## Given instruction
Only those lines running from the line that contains "What text is on this page?" through the end of the material are to be written out, each exactly as shown.

-- start Provided records --

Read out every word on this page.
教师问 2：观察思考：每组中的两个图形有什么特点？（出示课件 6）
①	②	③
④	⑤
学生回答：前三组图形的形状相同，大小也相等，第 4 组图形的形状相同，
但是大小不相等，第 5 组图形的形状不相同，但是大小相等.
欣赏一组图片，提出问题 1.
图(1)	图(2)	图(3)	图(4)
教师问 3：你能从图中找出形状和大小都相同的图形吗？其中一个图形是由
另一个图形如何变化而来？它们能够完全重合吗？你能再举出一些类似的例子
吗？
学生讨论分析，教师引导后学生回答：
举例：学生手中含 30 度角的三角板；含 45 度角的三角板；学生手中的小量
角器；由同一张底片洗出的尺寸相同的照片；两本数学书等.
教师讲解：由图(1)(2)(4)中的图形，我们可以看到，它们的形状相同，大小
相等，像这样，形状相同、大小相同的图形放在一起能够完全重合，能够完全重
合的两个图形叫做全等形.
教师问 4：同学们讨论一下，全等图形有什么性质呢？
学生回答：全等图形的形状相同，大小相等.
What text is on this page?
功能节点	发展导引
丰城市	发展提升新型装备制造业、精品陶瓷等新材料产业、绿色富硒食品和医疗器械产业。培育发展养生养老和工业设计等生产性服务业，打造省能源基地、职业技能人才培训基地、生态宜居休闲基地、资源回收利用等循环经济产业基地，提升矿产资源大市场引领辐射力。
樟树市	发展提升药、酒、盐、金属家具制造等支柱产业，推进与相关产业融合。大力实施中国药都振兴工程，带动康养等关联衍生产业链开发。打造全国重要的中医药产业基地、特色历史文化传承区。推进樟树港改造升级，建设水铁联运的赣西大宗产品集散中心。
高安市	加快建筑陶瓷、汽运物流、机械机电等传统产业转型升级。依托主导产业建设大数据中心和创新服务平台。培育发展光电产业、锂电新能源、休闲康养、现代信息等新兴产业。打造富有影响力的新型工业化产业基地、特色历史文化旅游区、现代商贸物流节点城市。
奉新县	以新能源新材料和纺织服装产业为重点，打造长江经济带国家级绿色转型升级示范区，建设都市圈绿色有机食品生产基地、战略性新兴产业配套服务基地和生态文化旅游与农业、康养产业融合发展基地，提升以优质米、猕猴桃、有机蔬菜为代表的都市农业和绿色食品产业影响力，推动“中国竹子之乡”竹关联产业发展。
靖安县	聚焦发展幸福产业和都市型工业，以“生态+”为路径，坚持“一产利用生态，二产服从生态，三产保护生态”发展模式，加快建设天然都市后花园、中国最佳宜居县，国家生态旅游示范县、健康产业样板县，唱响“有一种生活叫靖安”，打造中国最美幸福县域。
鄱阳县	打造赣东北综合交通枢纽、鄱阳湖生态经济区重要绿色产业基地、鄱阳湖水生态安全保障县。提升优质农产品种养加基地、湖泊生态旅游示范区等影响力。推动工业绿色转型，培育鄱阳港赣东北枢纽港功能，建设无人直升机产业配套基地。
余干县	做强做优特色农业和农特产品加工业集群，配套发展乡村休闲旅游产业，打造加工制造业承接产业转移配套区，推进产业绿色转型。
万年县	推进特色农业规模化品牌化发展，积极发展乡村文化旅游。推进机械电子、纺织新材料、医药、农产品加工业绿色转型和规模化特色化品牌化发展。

-- end Provided records --

## Task solution
What text is on this page?
功能节点	发展导引
丰城市	发展提升新型装备制造业、精品陶瓷等新材料产业、绿色富硒食品和医疗器械产业。培育发展养生养老和工业设计等生产性服务业，打造省能源基地、职业技能人才培训基地、生态宜居休闲基地、资源回收利用等循环经济产业基地，提升矿产资源大市场引领辐射力。
樟树市	发展提升药、酒、盐、金属家具制造等支柱产业，推进与相关产业融合。大力实施中国药都振兴工程，带动康养等关联衍生产业链开发。打造全国重要的中医药产业基地、特色历史文化传承区。推进樟树港改造升级，建设水铁联运的赣西大宗产品集散中心。
高安市	加快建筑陶瓷、汽运物流、机械机电等传统产业转型升级。依托主导产业建设大数据中心和创新服务平台。培育发展光电产业、锂电新能源、休闲康养、现代信息等新兴产业。打造富有影响力的新型工业化产业基地、特色历史文化旅游区、现代商贸物流节点城市。
奉新县	以新能源新材料和纺织服装产业为重点，打造长江经济带国家级绿色转型升级示范区，建设都市圈绿色有机食品生产基地、战略性新兴产业配套服务基地和生态文化旅游与农业、康养产业融合发展基地，提升以优质米、猕猴桃、有机蔬菜为代表的都市农业和绿色食品产业影响力，推动“中国竹子之乡”竹关联产业发展。
靖安县	聚焦发展幸福产业和都市型工业，以“生态+”为路径，坚持“一产利用生态，二产服从生态，三产保护生态”发展模式，加快建设天然都市后花园、中国最佳宜居县，国家生态旅游示范县、健康产业样板县，唱响“有一种生活叫靖安”，打造中国最美幸福县域。
鄱阳县	打造赣东北综合交通枢纽、鄱阳湖生态经济区重要绿色产业基地、鄱阳湖水生态安全保障县。提升优质农产品种养加基地、湖泊生态旅游示范区等影响力。推动工业绿色转型，培育鄱阳港赣东北枢纽港功能，建设无人直升机产业配套基地。
余干县	做强做优特色农业和农特产品加工业集群，配套发展乡村休闲旅游产业，打造加工制造业承接产业转移配套区，推进产业绿色转型。
万年县	推进特色农业规模化品牌化发展，积极发展乡村文化旅游。推进机械电子、纺织新材料、医药、农产品加工业绿色转型和规模化特色化品牌化发展。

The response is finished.